— start —

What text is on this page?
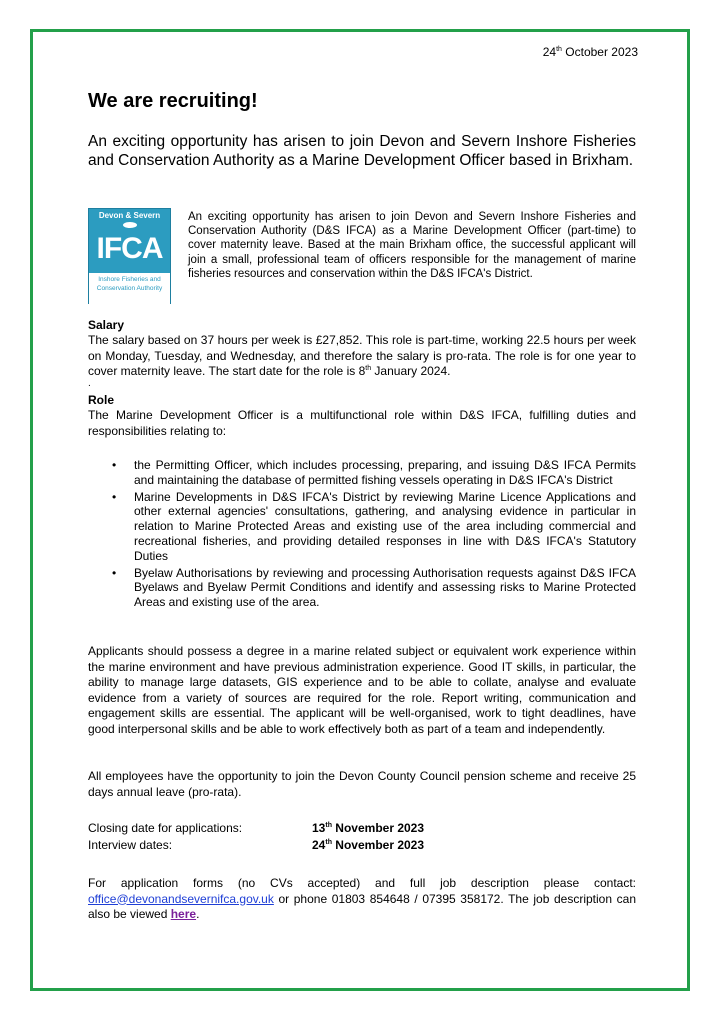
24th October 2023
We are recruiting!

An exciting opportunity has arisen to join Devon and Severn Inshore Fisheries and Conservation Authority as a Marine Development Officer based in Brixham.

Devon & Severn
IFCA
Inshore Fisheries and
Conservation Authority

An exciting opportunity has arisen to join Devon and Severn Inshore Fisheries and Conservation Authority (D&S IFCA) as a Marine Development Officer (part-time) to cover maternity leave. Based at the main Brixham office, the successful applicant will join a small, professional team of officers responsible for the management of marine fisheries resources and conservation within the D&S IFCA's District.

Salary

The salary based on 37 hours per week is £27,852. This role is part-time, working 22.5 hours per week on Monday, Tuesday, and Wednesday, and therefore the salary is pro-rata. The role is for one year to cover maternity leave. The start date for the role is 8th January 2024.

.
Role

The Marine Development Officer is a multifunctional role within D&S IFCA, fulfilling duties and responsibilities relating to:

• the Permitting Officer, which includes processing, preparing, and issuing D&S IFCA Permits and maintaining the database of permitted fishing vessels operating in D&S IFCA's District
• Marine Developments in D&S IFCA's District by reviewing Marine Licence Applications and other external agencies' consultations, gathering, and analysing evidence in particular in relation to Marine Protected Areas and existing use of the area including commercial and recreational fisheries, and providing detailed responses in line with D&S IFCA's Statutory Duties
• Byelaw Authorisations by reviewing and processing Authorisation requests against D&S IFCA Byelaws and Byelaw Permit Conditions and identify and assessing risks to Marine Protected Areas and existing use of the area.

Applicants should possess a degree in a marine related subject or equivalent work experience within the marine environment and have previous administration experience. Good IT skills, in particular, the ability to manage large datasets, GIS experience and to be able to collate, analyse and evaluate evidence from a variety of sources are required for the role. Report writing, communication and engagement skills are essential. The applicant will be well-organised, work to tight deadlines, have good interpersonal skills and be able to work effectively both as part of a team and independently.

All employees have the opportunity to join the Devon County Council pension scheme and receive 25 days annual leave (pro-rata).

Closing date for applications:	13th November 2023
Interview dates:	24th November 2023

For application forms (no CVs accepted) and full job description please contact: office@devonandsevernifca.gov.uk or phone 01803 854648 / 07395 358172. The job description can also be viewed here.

— end —
— start —

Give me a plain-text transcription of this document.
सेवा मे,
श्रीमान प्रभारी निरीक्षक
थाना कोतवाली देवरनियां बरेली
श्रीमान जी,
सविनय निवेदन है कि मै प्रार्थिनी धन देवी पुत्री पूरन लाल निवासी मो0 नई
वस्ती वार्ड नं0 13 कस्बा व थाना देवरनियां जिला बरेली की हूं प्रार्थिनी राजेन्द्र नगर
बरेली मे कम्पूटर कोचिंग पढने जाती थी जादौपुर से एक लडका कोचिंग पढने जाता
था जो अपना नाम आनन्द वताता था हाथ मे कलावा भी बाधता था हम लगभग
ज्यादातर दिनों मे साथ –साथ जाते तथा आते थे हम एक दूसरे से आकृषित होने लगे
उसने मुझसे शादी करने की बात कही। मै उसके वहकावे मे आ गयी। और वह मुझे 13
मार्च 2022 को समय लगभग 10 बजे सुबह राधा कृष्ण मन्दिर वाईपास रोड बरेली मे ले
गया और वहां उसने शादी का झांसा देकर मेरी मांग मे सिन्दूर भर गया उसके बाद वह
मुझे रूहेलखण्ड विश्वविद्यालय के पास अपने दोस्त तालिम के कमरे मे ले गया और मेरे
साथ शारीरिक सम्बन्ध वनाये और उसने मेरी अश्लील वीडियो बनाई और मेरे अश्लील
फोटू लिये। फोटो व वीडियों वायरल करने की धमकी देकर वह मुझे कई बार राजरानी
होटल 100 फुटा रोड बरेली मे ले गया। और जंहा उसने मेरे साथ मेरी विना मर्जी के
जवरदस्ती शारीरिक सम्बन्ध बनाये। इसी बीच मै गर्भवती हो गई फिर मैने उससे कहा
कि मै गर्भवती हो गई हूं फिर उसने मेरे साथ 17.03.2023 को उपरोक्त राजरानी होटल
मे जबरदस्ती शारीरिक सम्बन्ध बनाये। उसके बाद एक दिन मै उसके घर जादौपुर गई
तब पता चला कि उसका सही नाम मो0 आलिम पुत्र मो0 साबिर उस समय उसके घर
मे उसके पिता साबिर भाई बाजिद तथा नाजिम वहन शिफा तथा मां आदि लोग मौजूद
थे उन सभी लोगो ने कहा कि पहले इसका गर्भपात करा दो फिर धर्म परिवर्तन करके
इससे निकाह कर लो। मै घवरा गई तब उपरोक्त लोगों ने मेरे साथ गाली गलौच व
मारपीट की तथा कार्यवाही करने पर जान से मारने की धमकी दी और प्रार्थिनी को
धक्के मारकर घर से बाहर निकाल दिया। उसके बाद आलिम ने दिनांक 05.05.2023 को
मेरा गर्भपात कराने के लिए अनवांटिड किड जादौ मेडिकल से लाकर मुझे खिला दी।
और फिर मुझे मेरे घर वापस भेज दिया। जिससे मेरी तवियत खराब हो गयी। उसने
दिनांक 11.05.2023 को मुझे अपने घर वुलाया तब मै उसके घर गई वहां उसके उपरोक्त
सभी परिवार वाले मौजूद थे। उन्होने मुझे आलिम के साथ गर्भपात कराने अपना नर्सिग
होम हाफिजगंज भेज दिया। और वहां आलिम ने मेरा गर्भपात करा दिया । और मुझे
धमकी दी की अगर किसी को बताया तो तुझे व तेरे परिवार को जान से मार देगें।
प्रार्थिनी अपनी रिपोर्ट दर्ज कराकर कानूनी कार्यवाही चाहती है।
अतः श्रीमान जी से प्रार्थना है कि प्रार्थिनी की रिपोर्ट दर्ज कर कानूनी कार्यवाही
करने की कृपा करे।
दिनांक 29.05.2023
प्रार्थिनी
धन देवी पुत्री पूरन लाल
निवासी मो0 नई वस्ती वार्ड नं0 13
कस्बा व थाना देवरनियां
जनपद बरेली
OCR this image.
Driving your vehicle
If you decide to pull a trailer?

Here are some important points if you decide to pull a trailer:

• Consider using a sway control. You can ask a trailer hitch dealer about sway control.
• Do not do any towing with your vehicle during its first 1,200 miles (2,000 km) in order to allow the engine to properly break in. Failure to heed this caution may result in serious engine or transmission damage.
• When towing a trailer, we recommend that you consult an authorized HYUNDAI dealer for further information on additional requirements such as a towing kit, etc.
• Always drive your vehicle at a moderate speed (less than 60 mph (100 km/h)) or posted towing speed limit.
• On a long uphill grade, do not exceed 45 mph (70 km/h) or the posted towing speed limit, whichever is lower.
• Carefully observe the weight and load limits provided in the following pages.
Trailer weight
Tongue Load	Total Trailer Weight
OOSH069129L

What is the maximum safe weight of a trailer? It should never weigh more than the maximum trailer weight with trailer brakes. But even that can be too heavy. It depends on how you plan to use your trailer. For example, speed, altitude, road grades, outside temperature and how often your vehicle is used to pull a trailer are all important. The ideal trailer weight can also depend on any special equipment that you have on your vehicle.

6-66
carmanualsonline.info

— end —

-- TASK OBJECTIVE --
Report how many lines contain "decide". Give nothing but the number.

-- TASK RESULT --
2